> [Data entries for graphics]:
_ _ _ _ _

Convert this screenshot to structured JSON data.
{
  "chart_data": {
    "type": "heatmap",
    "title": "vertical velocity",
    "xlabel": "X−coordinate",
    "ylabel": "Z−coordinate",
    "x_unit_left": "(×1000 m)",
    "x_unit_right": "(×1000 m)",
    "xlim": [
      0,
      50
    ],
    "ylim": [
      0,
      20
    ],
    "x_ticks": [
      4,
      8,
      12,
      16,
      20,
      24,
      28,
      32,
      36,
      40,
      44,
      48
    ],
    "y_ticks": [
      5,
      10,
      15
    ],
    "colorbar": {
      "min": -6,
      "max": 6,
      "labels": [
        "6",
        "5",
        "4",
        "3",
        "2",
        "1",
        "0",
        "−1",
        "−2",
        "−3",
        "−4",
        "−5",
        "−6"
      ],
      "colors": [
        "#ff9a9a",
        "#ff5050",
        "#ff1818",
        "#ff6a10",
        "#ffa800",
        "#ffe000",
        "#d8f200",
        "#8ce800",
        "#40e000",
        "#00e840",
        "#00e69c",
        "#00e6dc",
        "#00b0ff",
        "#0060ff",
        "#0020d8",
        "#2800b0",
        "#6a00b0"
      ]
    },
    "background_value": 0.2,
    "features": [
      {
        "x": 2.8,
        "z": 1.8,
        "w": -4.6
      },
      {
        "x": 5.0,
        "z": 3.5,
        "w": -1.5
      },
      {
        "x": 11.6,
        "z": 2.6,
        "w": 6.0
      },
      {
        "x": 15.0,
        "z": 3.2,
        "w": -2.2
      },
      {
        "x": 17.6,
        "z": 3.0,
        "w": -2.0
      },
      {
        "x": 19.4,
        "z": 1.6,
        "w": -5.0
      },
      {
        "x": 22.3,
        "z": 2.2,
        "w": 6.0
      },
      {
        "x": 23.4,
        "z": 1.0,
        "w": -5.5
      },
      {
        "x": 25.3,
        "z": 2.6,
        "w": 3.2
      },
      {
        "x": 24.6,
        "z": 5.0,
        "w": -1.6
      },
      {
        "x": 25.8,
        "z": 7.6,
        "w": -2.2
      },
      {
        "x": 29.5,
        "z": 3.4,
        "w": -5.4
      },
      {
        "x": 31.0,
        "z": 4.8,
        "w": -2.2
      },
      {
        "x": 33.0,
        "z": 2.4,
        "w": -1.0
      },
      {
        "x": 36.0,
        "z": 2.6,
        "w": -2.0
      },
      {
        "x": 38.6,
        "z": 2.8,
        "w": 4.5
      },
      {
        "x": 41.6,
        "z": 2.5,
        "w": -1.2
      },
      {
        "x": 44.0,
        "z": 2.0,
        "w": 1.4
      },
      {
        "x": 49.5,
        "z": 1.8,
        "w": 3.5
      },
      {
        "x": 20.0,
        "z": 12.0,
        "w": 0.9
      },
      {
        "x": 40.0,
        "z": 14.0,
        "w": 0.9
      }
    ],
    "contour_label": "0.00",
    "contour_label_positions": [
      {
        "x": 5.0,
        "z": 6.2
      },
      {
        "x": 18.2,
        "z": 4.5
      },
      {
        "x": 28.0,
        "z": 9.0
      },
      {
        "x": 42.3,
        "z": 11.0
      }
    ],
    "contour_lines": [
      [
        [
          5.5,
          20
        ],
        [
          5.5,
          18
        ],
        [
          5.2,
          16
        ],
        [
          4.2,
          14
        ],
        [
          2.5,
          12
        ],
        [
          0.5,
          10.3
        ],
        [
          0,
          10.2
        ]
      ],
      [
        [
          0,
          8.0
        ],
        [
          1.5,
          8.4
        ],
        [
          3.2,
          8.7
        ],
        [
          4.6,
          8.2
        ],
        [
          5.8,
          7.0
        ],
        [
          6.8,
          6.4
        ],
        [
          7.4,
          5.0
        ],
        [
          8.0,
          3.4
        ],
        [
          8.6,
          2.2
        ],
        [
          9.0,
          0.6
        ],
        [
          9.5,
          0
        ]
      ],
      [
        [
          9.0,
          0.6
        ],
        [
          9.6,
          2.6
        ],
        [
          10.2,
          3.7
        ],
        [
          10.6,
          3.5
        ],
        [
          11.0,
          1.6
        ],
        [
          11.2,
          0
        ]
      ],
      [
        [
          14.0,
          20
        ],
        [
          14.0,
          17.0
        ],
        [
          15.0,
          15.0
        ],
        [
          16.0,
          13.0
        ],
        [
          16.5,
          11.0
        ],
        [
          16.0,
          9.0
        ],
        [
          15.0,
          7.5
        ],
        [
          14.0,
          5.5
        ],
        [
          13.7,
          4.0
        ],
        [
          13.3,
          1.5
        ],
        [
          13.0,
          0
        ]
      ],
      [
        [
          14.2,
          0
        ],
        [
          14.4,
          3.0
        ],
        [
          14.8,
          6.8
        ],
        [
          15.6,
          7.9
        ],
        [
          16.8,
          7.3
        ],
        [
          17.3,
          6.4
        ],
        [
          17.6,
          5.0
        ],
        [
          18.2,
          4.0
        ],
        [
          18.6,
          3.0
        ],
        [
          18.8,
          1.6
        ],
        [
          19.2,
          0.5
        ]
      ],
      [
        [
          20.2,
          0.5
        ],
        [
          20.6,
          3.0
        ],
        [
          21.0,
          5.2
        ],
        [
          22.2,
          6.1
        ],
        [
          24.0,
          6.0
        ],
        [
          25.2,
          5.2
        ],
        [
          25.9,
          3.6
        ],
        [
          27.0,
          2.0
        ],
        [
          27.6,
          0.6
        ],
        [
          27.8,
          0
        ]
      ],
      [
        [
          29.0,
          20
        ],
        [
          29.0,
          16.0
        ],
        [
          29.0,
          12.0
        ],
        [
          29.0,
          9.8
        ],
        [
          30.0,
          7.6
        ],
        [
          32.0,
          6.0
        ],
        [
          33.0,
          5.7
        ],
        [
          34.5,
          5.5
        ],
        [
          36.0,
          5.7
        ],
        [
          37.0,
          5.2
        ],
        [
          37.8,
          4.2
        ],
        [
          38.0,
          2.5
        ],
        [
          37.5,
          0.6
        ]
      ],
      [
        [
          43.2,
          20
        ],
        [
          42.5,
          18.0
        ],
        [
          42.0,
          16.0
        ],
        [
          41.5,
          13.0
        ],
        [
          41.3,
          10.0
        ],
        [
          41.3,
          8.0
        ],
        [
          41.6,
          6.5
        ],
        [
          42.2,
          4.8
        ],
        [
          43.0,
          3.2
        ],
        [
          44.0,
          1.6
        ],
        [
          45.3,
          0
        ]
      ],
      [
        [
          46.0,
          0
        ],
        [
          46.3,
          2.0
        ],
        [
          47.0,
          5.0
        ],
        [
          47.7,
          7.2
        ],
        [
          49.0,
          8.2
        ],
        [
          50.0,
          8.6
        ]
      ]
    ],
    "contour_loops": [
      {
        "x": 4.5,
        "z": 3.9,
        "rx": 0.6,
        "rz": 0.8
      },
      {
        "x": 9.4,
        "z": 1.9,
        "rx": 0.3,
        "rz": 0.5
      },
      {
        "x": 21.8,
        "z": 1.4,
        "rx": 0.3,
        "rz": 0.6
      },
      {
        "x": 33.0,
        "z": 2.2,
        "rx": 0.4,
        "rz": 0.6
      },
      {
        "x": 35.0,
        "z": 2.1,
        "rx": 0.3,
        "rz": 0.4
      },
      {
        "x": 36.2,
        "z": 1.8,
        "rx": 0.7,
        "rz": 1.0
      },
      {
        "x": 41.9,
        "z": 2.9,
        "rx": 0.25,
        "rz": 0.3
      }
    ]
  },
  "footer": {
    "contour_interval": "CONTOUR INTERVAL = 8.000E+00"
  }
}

_ _ _ _ _

> [Task brief]: Reproduce all of the material above word for word.

> [Answer to the problem]:
Convert this screenshot to structured JSON data.
{
  "chart_data": {
    "type": "heatmap",
    "title": "vertical velocity",
    "xlabel": "X−coordinate",
    "ylabel": "Z−coordinate",
    "x_unit_left": "(×1000 m)",
    "x_unit_right": "(×1000 m)",
    "xlim": [
      0,
      50
    ],
    "ylim": [
      0,
      20
    ],
    "x_ticks": [
      4,
      8,
      12,
      16,
      20,
      24,
      28,
      32,
      36,
      40,
      44,
      48
    ],
    "y_ticks": [
      5,
      10,
      15
    ],
    "colorbar": {
      "min": -6,
      "max": 6,
      "labels": [
        "6",
        "5",
        "4",
        "3",
        "2",
        "1",
        "0",
        "−1",
        "−2",
        "−3",
        "−4",
        "−5",
        "−6"
      ],
      "colors": [
        "#ff9a9a",
        "#ff5050",
        "#ff1818",
        "#ff6a10",
        "#ffa800",
        "#ffe000",
        "#d8f200",
        "#8ce800",
        "#40e000",
        "#00e840",
        "#00e69c",
        "#00e6dc",
        "#00b0ff",
        "#0060ff",
        "#0020d8",
        "#2800b0",
        "#6a00b0"
      ]
    },
    "background_value": 0.2,
    "features": [
      {
        "x": 2.8,
        "z": 1.8,
        "w": -4.6
      },
      {
        "x": 5.0,
        "z": 3.5,
        "w": -1.5
      },
      {
        "x": 11.6,
        "z": 2.6,
        "w": 6.0
      },
      {
        "x": 15.0,
        "z": 3.2,
        "w": -2.2
      },
      {
        "x": 17.6,
        "z": 3.0,
        "w": -2.0
      },
      {
        "x": 19.4,
        "z": 1.6,
        "w": -5.0
      },
      {
        "x": 22.3,
        "z": 2.2,
        "w": 6.0
      },
      {
        "x": 23.4,
        "z": 1.0,
        "w": -5.5
      },
      {
        "x": 25.3,
        "z": 2.6,
        "w": 3.2
      },
      {
        "x": 24.6,
        "z": 5.0,
        "w": -1.6
      },
      {
        "x": 25.8,
        "z": 7.6,
        "w": -2.2
      },
      {
        "x": 29.5,
        "z": 3.4,
        "w": -5.4
      },
      {
        "x": 31.0,
        "z": 4.8,
        "w": -2.2
      },
      {
        "x": 33.0,
        "z": 2.4,
        "w": -1.0
      },
      {
        "x": 36.0,
        "z": 2.6,
        "w": -2.0
      },
      {
        "x": 38.6,
        "z": 2.8,
        "w": 4.5
      },
      {
        "x": 41.6,
        "z": 2.5,
        "w": -1.2
      },
      {
        "x": 44.0,
        "z": 2.0,
        "w": 1.4
      },
      {
        "x": 49.5,
        "z": 1.8,
        "w": 3.5
      },
      {
        "x": 20.0,
        "z": 12.0,
        "w": 0.9
      },
      {
        "x": 40.0,
        "z": 14.0,
        "w": 0.9
      }
    ],
    "contour_label": "0.00",
    "contour_label_positions": [
      {
        "x": 5.0,
        "z": 6.2
      },
      {
        "x": 18.2,
        "z": 4.5
      },
      {
        "x": 28.0,
        "z": 9.0
      },
      {
        "x": 42.3,
        "z": 11.0
      }
    ],
    "contour_lines": [
      [
        [
          5.5,
          20
        ],
        [
          5.5,
          18
        ],
        [
          5.2,
          16
        ],
        [
          4.2,
          14
        ],
        [
          2.5,
          12
        ],
        [
          0.5,
          10.3
        ],
        [
          0,
          10.2
        ]
      ],
      [
        [
          0,
          8.0
        ],
        [
          1.5,
          8.4
        ],
        [
          3.2,
          8.7
        ],
        [
          4.6,
          8.2
        ],
        [
          5.8,
          7.0
        ],
        [
          6.8,
          6.4
        ],
        [
          7.4,
          5.0
        ],
        [
          8.0,
          3.4
        ],
        [
          8.6,
          2.2
        ],
        [
          9.0,
          0.6
        ],
        [
          9.5,
          0
        ]
      ],
      [
        [
          9.0,
          0.6
        ],
        [
          9.6,
          2.6
        ],
        [
          10.2,
          3.7
        ],
        [
          10.6,
          3.5
        ],
        [
          11.0,
          1.6
        ],
        [
          11.2,
          0
        ]
      ],
      [
        [
          14.0,
          20
        ],
        [
          14.0,
          17.0
        ],
        [
          15.0,
          15.0
        ],
        [
          16.0,
          13.0
        ],
        [
          16.5,
          11.0
        ],
        [
          16.0,
          9.0
        ],
        [
          15.0,
          7.5
        ],
        [
          14.0,
          5.5
        ],
        [
          13.7,
          4.0
        ],
        [
          13.3,
          1.5
        ],
        [
          13.0,
          0
        ]
      ],
      [
        [
          14.2,
          0
        ],
        [
          14.4,
          3.0
        ],
        [
          14.8,
          6.8
        ],
        [
          15.6,
          7.9
        ],
        [
          16.8,
          7.3
        ],
        [
          17.3,
          6.4
        ],
        [
          17.6,
          5.0
        ],
        [
          18.2,
          4.0
        ],
        [
          18.6,
          3.0
        ],
        [
          18.8,
          1.6
        ],
        [
          19.2,
          0.5
        ]
      ],
      [
        [
          20.2,
          0.5
        ],
        [
          20.6,
          3.0
        ],
        [
          21.0,
          5.2
        ],
        [
          22.2,
          6.1
        ],
        [
          24.0,
          6.0
        ],
        [
          25.2,
          5.2
        ],
        [
          25.9,
          3.6
        ],
        [
          27.0,
          2.0
        ],
        [
          27.6,
          0.6
        ],
        [
          27.8,
          0
        ]
      ],
      [
        [
          29.0,
          20
        ],
        [
          29.0,
          16.0
        ],
        [
          29.0,
          12.0
        ],
        [
          29.0,
          9.8
        ],
        [
          30.0,
          7.6
        ],
        [
          32.0,
          6.0
        ],
        [
          33.0,
          5.7
        ],
        [
          34.5,
          5.5
        ],
        [
          36.0,
          5.7
        ],
        [
          37.0,
          5.2
        ],
        [
          37.8,
          4.2
        ],
        [
          38.0,
          2.5
        ],
        [
          37.5,
          0.6
        ]
      ],
      [
        [
          43.2,
          20
        ],
        [
          42.5,
          18.0
        ],
        [
          42.0,
          16.0
        ],
        [
          41.5,
          13.0
        ],
        [
          41.3,
          10.0
        ],
        [
          41.3,
          8.0
        ],
        [
          41.6,
          6.5
        ],
        [
          42.2,
          4.8
        ],
        [
          43.0,
          3.2
        ],
        [
          44.0,
          1.6
        ],
        [
          45.3,
          0
        ]
      ],
      [
        [
          46.0,
          0
        ],
        [
          46.3,
          2.0
        ],
        [
          47.0,
          5.0
        ],
        [
          47.7,
          7.2
        ],
        [
          49.0,
          8.2
        ],
        [
          50.0,
          8.6
        ]
      ]
    ],
    "contour_loops": [
      {
        "x": 4.5,
        "z": 3.9,
        "rx": 0.6,
        "rz": 0.8
      },
      {
        "x": 9.4,
        "z": 1.9,
        "rx": 0.3,
        "rz": 0.5
      },
      {
        "x": 21.8,
        "z": 1.4,
        "rx": 0.3,
        "rz": 0.6
      },
      {
        "x": 33.0,
        "z": 2.2,
        "rx": 0.4,
        "rz": 0.6
      },
      {
        "x": 35.0,
        "z": 2.1,
        "rx": 0.3,
        "rz": 0.4
      },
      {
        "x": 36.2,
        "z": 1.8,
        "rx": 0.7,
        "rz": 1.0
      },
      {
        "x": 41.9,
        "z": 2.9,
        "rx": 0.25,
        "rz": 0.3
      }
    ]
  },
  "footer": {
    "contour_interval": "CONTOUR INTERVAL = 8.000E+00"
  }
}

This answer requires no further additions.